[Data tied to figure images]
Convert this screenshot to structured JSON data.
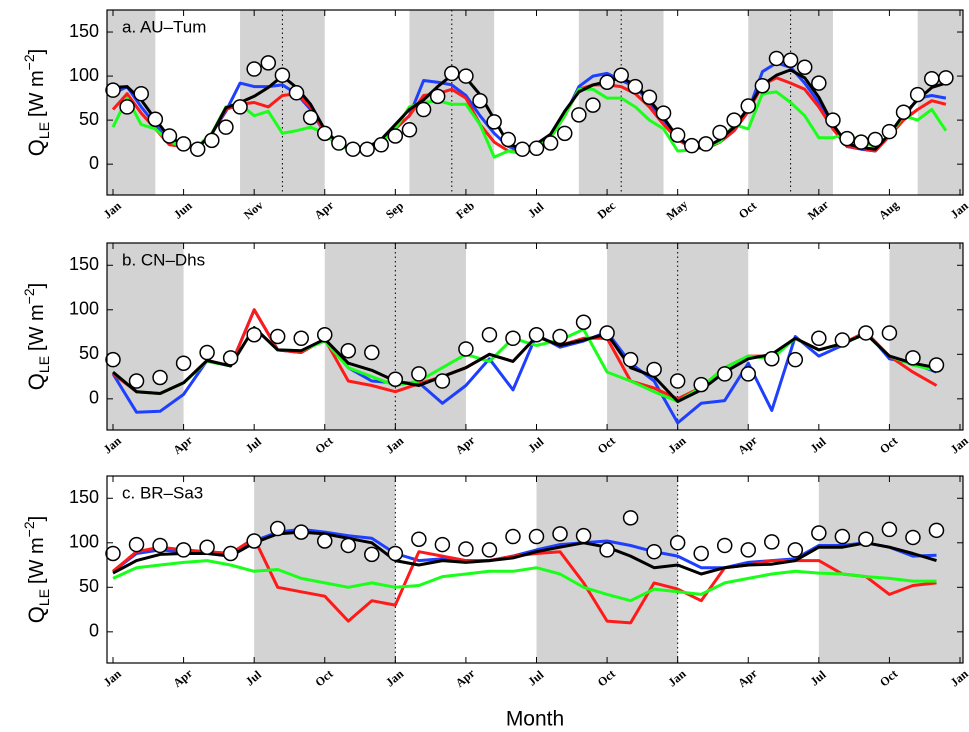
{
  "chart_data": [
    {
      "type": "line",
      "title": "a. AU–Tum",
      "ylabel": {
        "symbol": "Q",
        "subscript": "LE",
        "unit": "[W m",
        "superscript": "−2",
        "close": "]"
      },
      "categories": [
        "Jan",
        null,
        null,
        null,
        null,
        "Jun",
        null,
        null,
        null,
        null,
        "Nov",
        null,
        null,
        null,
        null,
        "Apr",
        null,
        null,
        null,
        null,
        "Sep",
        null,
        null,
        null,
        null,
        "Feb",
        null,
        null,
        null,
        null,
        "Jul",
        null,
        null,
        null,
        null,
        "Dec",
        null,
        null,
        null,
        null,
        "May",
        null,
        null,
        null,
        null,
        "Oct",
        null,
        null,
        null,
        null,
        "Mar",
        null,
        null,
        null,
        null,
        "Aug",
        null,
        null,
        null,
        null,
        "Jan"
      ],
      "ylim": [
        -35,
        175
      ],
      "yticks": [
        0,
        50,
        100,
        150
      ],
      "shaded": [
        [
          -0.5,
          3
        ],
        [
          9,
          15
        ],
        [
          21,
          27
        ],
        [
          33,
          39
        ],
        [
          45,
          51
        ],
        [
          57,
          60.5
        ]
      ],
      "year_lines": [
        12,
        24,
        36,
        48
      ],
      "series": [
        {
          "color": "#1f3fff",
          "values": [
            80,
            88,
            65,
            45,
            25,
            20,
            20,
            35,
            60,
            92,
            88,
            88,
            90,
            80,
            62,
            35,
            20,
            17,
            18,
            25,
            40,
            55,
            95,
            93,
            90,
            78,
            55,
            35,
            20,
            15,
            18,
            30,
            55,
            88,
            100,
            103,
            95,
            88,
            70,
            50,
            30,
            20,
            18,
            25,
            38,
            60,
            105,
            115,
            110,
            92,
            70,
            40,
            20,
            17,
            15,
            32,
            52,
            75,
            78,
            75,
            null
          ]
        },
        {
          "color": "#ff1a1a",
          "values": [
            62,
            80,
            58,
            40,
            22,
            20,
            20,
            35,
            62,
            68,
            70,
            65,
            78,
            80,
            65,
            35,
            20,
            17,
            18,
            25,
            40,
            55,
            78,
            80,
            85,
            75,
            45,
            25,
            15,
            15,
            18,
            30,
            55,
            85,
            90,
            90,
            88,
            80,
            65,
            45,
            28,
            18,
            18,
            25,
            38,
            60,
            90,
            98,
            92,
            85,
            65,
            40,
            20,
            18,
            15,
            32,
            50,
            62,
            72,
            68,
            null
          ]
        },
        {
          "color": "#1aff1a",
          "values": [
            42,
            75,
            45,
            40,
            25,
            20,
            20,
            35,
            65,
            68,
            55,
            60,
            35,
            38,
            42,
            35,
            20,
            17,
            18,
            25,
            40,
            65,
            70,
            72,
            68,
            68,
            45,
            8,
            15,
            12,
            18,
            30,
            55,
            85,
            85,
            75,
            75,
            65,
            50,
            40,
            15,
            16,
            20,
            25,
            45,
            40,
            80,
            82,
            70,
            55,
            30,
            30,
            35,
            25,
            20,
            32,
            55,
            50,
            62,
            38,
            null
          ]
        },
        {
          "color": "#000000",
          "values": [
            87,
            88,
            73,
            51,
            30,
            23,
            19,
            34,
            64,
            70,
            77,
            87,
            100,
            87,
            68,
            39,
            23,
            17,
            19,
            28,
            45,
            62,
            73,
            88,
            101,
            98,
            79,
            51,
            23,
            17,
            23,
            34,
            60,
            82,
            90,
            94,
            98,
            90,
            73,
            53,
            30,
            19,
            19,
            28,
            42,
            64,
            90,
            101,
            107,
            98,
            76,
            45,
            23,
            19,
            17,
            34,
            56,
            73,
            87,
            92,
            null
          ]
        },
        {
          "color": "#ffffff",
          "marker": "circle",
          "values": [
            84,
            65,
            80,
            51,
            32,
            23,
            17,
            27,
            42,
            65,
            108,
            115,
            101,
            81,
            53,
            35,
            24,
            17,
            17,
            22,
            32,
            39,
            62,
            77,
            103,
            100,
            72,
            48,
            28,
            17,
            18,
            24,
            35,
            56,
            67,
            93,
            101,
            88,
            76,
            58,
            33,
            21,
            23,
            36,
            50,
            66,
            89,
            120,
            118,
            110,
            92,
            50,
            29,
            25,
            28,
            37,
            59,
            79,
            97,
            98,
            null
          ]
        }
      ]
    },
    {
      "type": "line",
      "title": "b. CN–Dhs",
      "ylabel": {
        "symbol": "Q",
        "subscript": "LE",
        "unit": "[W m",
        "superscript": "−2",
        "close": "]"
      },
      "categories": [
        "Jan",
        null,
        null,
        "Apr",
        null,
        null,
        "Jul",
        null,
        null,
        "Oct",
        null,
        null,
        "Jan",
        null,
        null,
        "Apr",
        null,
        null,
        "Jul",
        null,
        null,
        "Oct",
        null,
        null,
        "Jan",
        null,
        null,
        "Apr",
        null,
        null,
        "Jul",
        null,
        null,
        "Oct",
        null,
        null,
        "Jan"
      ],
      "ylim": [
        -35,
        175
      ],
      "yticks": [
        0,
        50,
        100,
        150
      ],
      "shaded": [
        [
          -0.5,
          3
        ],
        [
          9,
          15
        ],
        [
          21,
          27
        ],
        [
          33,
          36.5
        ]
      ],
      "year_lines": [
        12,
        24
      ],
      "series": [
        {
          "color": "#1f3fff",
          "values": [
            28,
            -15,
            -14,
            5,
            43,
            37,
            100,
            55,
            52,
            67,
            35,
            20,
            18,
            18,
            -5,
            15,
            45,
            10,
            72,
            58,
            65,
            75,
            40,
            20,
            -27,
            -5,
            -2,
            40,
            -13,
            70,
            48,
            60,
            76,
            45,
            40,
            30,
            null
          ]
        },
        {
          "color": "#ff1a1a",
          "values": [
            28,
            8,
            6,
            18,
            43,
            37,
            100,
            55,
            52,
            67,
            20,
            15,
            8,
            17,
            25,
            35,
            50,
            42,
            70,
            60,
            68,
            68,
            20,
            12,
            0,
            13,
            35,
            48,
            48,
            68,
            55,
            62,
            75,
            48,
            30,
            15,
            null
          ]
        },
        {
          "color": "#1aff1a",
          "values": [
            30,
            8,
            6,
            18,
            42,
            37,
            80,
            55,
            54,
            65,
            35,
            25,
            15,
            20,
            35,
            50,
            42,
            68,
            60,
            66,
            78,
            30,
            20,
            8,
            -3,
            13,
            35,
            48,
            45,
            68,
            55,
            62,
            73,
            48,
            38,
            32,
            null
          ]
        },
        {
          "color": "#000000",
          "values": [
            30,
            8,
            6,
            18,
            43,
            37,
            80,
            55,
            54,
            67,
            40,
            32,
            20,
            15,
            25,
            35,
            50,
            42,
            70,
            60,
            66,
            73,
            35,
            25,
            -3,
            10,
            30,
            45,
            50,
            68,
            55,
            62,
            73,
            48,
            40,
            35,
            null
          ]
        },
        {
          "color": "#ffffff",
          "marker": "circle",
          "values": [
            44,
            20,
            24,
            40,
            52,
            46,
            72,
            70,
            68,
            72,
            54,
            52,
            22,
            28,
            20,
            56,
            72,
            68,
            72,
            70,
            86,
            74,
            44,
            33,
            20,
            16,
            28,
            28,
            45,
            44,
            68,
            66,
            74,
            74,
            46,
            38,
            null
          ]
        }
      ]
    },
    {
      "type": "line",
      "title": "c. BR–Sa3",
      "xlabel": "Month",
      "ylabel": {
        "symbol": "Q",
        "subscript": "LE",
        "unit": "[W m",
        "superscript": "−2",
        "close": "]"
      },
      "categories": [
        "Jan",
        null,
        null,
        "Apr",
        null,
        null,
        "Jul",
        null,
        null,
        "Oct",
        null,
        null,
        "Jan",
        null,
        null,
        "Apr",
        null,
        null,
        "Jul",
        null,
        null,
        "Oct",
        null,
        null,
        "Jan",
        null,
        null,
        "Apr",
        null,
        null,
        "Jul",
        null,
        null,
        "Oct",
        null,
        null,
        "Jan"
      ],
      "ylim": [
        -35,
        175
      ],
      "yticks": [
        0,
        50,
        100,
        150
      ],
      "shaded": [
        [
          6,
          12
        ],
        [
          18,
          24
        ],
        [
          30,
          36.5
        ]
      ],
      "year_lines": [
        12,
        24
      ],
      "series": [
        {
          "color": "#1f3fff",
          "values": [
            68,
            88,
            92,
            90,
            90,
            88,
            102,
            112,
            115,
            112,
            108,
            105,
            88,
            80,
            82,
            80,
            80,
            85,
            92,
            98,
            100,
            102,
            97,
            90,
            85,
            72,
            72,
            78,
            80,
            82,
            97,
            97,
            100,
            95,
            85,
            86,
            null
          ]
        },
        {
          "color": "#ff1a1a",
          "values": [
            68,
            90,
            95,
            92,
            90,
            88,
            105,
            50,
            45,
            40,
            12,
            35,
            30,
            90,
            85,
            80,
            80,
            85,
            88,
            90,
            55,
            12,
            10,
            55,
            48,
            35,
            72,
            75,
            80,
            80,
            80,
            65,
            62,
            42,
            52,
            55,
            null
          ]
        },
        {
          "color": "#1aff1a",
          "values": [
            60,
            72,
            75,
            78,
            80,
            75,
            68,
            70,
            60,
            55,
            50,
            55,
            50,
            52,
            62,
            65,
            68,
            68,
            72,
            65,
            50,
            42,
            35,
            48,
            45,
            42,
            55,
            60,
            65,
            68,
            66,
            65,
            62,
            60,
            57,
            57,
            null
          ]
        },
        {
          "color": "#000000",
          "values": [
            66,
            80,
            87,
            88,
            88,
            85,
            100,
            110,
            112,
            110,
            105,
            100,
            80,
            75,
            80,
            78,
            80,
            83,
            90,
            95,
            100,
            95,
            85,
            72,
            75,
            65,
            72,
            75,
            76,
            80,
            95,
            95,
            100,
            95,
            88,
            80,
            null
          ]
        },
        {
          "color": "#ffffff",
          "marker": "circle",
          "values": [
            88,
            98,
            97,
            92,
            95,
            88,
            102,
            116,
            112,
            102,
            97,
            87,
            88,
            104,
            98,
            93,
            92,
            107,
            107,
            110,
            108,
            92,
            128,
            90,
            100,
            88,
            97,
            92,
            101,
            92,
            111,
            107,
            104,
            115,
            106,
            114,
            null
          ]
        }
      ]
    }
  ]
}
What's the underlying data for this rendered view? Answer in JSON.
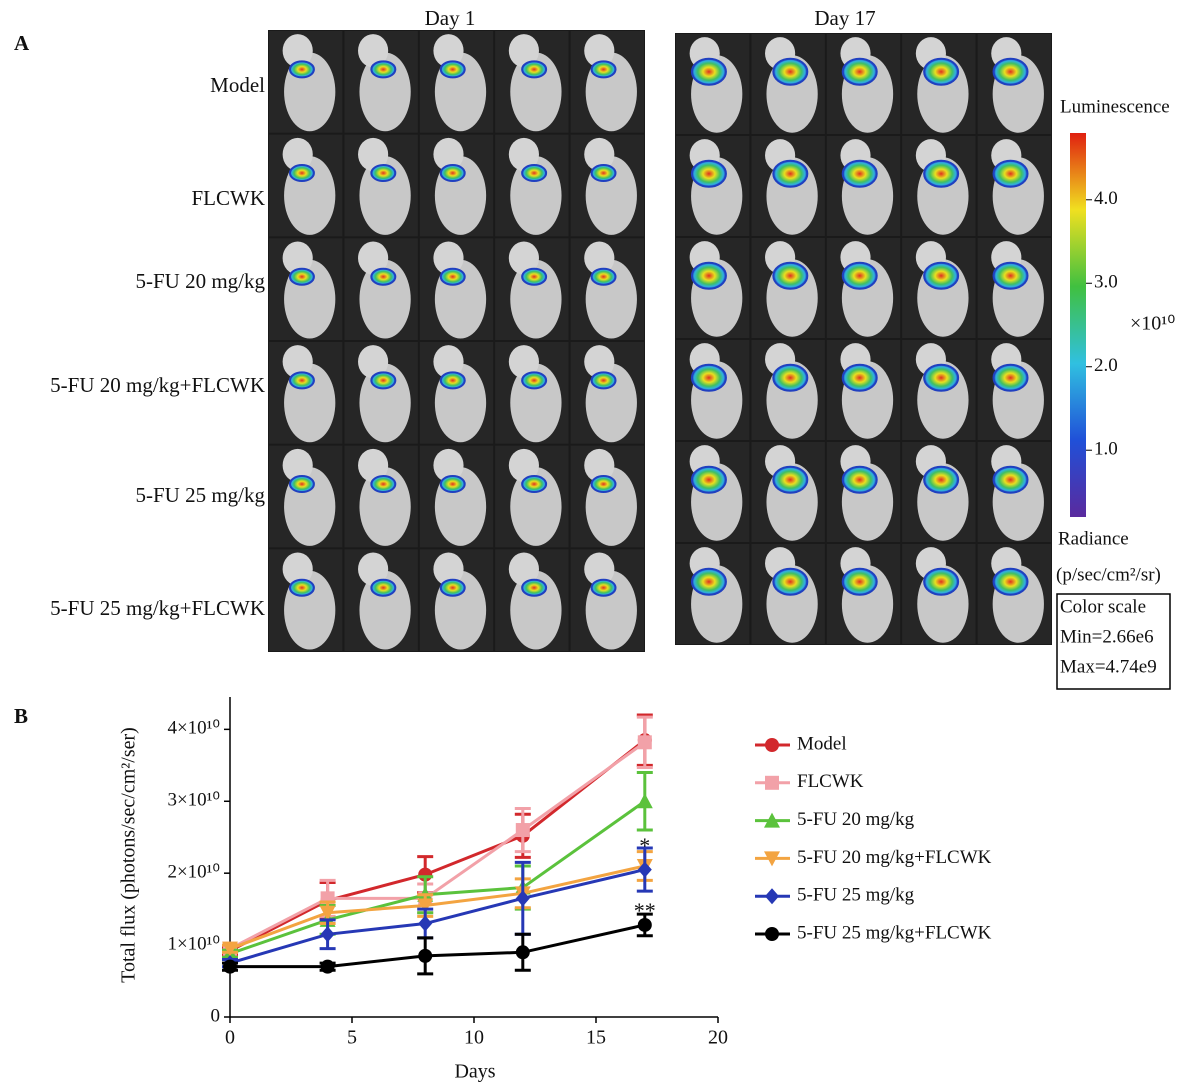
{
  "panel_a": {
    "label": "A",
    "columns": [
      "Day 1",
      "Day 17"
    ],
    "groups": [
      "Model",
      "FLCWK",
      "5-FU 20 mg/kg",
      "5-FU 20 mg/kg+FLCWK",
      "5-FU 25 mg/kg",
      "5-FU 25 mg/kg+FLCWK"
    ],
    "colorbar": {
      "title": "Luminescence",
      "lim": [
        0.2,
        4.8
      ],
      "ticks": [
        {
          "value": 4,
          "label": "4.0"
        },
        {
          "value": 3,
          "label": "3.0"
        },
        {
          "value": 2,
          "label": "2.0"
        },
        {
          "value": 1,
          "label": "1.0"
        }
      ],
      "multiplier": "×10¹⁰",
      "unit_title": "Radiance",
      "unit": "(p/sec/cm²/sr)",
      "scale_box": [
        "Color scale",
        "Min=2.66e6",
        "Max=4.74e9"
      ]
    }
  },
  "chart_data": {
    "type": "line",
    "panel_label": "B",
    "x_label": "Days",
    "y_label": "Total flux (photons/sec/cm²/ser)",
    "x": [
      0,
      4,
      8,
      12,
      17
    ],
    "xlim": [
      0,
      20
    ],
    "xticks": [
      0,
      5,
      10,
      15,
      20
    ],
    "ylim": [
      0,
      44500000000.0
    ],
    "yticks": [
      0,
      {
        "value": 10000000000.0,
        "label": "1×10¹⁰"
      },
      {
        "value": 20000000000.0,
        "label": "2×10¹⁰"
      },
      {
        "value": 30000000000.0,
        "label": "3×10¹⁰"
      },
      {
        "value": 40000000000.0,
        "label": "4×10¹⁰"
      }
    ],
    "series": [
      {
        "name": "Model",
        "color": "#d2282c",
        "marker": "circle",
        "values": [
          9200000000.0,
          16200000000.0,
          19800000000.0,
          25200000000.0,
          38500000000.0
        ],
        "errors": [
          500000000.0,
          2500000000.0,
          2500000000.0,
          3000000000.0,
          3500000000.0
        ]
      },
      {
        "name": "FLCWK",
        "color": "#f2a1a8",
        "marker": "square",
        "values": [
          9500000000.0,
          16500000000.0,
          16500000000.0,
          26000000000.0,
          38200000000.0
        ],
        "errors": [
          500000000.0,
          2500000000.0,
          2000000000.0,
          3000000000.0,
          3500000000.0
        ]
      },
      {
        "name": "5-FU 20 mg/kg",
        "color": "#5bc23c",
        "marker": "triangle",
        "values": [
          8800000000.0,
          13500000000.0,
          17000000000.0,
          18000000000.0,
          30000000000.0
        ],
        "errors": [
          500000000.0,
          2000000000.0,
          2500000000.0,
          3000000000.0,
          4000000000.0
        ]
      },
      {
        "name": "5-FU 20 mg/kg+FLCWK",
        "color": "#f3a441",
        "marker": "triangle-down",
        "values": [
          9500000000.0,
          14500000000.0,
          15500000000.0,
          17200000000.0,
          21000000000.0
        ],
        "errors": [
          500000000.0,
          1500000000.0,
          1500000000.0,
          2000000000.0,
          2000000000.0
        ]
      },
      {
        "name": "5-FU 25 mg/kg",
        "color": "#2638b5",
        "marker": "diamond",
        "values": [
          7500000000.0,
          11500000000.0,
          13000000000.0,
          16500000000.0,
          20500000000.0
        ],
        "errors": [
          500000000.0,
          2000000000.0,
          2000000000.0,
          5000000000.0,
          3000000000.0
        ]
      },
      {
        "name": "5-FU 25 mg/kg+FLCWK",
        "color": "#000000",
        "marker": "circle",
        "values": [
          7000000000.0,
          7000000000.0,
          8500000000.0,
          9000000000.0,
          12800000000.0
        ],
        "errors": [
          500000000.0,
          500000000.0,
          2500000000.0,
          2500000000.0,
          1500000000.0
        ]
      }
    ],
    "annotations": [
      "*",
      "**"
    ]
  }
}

** Aim of the task **
Pick out every line with the string "name" and copy it.

** Solution for this task **
        "name": "Model",
        "name": "FLCWK",
        "name": "5-FU 20 mg/kg",
        "name": "5-FU 20 mg/kg+FLCWK",
        "name": "5-FU 25 mg/kg",
        "name": "5-FU 25 mg/kg+FLCWK",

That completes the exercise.